## begin INPUT FOR THIS TASK

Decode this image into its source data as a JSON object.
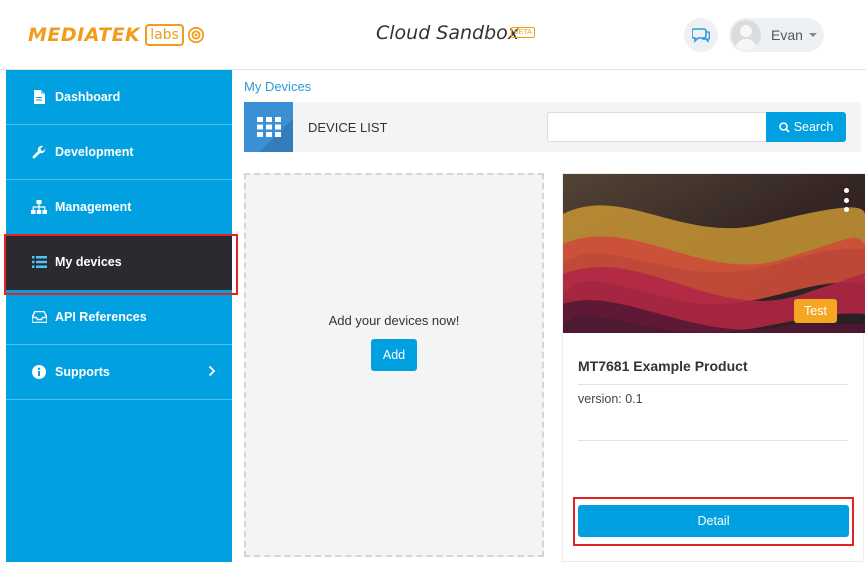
{
  "header": {
    "brand": "MEDIATEK",
    "brand_labs": "labs",
    "app_title": "Cloud Sandbox",
    "beta_badge": "BETA",
    "chat_icon": "chat-bubbles-icon",
    "user": {
      "name": "Evan",
      "avatar_icon": "user-avatar-icon"
    }
  },
  "sidebar": {
    "items": [
      {
        "label": "Dashboard",
        "icon": "document-icon"
      },
      {
        "label": "Development",
        "icon": "wrench-icon"
      },
      {
        "label": "Management",
        "icon": "sitemap-icon"
      },
      {
        "label": "My devices",
        "icon": "list-icon",
        "active": true
      },
      {
        "label": "API References",
        "icon": "inbox-icon"
      },
      {
        "label": "Supports",
        "icon": "info-icon",
        "has_submenu": true
      }
    ]
  },
  "main": {
    "breadcrumb": "My Devices",
    "toolbar": {
      "title": "DEVICE LIST",
      "search_value": "",
      "search_label": "Search"
    },
    "add_panel": {
      "message": "Add your devices now!",
      "add_label": "Add"
    },
    "device_card": {
      "badge": "Test",
      "name": "MT7681 Example Product",
      "version": "version: 0.1",
      "detail_label": "Detail"
    }
  },
  "colors": {
    "primary": "#01a0e0",
    "brand_orange": "#f29b1c",
    "sidebar_active": "#2b2a2f",
    "badge": "#f5a623",
    "highlight": "#e02424"
  }
}
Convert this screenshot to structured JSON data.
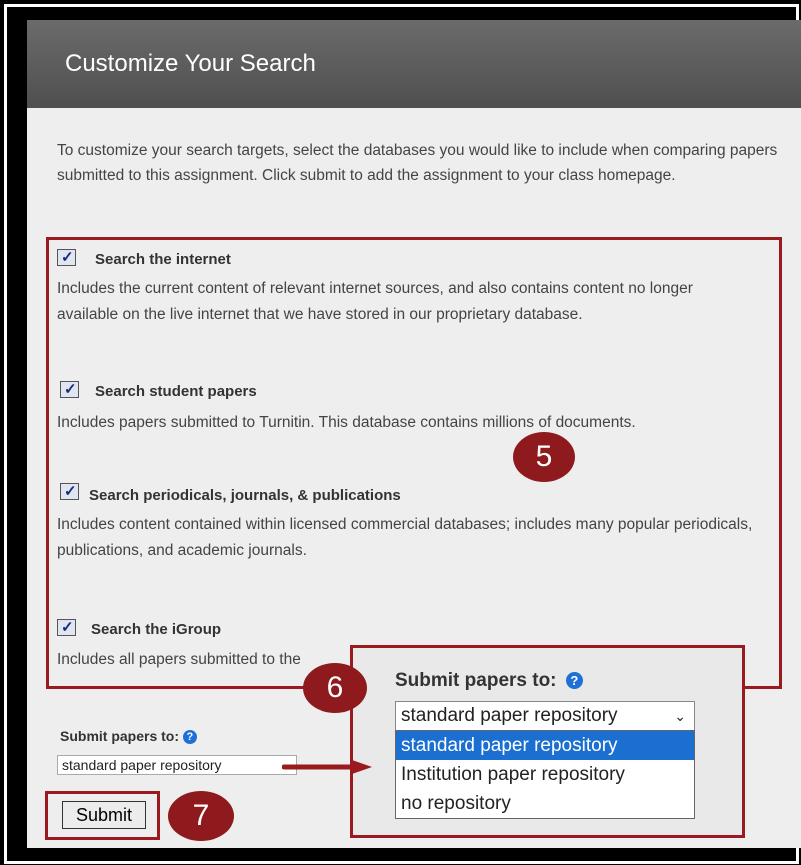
{
  "page": {
    "title": "Customize Your Search",
    "intro": "To customize your search targets, select the databases you would like to include when comparing papers submitted to this assignment. Click submit to add the assignment to your class homepage."
  },
  "options": [
    {
      "label": "Search the internet",
      "desc": "Includes the current content of relevant internet sources, and also contains content no longer available on the live internet that we have stored in our proprietary database.",
      "checked": true
    },
    {
      "label": "Search student papers",
      "desc": "Includes papers submitted to Turnitin. This database contains millions of documents.",
      "checked": true
    },
    {
      "label": "Search periodicals, journals, & publications",
      "desc": "Includes content contained within licensed commercial databases; includes many popular periodicals, publications, and academic journals.",
      "checked": true
    },
    {
      "label": "Search the iGroup",
      "desc": "Includes all papers submitted to the",
      "checked": true
    }
  ],
  "submit_papers": {
    "label": "Submit papers to:",
    "help_icon": "?",
    "selected": "standard paper repository",
    "options": [
      "standard paper repository",
      "Institution paper repository",
      "no repository"
    ]
  },
  "submit_button": "Submit",
  "badges": [
    "5",
    "6",
    "7"
  ],
  "colors": {
    "annotation_red": "#9a1b1f",
    "selection_blue": "#1a6fd0",
    "header_gray": "#5e5e5e"
  }
}
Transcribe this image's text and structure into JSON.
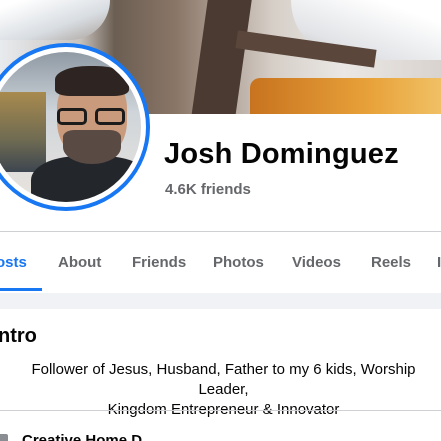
{
  "profile": {
    "name": "Josh Dominguez",
    "friends": "4.6K friends"
  },
  "tabs": [
    {
      "label": "osts",
      "active": true
    },
    {
      "label": "About"
    },
    {
      "label": "Friends"
    },
    {
      "label": "Photos"
    },
    {
      "label": "Videos"
    },
    {
      "label": "Reels"
    },
    {
      "label": "I"
    }
  ],
  "intro": {
    "title": "ntro",
    "bio_line1": "Follower of Jesus, Husband, Father to my 6 kids, Worship Leader,",
    "bio_line2": "Kingdom Entrepreneur & Innovator",
    "work_prefix": "",
    "work_bold": "Creative Home D"
  },
  "colors": {
    "accent": "#1877f2",
    "secondary_text": "#65676b",
    "primary_text": "#050505"
  }
}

## end INPUT FOR THIS TASK

Quote everything in the listing above exactly; pictures are the only thing to omit.

Decode this image into its source data as a JSON object.
{
  "header": {
    "brand": "MEDIATEK",
    "brand_labs": "labs",
    "app_title": "Cloud Sandbox",
    "beta_badge": "BETA",
    "chat_icon": "chat-bubbles-icon",
    "user": {
      "name": "Evan",
      "avatar_icon": "user-avatar-icon"
    }
  },
  "sidebar": {
    "items": [
      {
        "label": "Dashboard",
        "icon": "document-icon"
      },
      {
        "label": "Development",
        "icon": "wrench-icon"
      },
      {
        "label": "Management",
        "icon": "sitemap-icon"
      },
      {
        "label": "My devices",
        "icon": "list-icon",
        "active": true
      },
      {
        "label": "API References",
        "icon": "inbox-icon"
      },
      {
        "label": "Supports",
        "icon": "info-icon",
        "has_submenu": true
      }
    ]
  },
  "main": {
    "breadcrumb": "My Devices",
    "toolbar": {
      "title": "DEVICE LIST",
      "search_value": "",
      "search_label": "Search"
    },
    "add_panel": {
      "message": "Add your devices now!",
      "add_label": "Add"
    },
    "device_card": {
      "badge": "Test",
      "name": "MT7681 Example Product",
      "version": "version: 0.1",
      "detail_label": "Detail"
    }
  },
  "colors": {
    "primary": "#01a0e0",
    "brand_orange": "#f29b1c",
    "sidebar_active": "#2b2a2f",
    "badge": "#f5a623",
    "highlight": "#e02424"
  }
}
Convert this screenshot to structured JSON data.
{
  "page": {
    "title": "Customize Your Search",
    "intro": "To customize your search targets, select the databases you would like to include when comparing papers submitted to this assignment. Click submit to add the assignment to your class homepage."
  },
  "options": [
    {
      "label": "Search the internet",
      "desc": "Includes the current content of relevant internet sources, and also contains content no longer available on the live internet that we have stored in our proprietary database.",
      "checked": true
    },
    {
      "label": "Search student papers",
      "desc": "Includes papers submitted to Turnitin. This database contains millions of documents.",
      "checked": true
    },
    {
      "label": "Search periodicals, journals, & publications",
      "desc": "Includes content contained within licensed commercial databases; includes many popular periodicals, publications, and academic journals.",
      "checked": true
    },
    {
      "label": "Search the iGroup",
      "desc": "Includes all papers submitted to the",
      "checked": true
    }
  ],
  "submit_papers": {
    "label": "Submit papers to:",
    "help_icon": "?",
    "selected": "standard paper repository",
    "options": [
      "standard paper repository",
      "Institution paper repository",
      "no repository"
    ]
  },
  "submit_button": "Submit",
  "badges": [
    "5",
    "6",
    "7"
  ],
  "colors": {
    "annotation_red": "#9a1b1f",
    "selection_blue": "#1a6fd0",
    "header_gray": "#5e5e5e"
  }
}
Transcribe this image's text and structure into JSON.
{
  "profile": {
    "name": "Josh Dominguez",
    "friends": "4.6K friends"
  },
  "tabs": [
    {
      "label": "osts",
      "active": true
    },
    {
      "label": "About"
    },
    {
      "label": "Friends"
    },
    {
      "label": "Photos"
    },
    {
      "label": "Videos"
    },
    {
      "label": "Reels"
    },
    {
      "label": "I"
    }
  ],
  "intro": {
    "title": "ntro",
    "bio_line1": "Follower of Jesus, Husband, Father to my 6 kids, Worship Leader,",
    "bio_line2": "Kingdom Entrepreneur & Innovator",
    "work_prefix": "",
    "work_bold": "Creative Home D"
  },
  "colors": {
    "accent": "#1877f2",
    "secondary_text": "#65676b",
    "primary_text": "#050505"
  }
}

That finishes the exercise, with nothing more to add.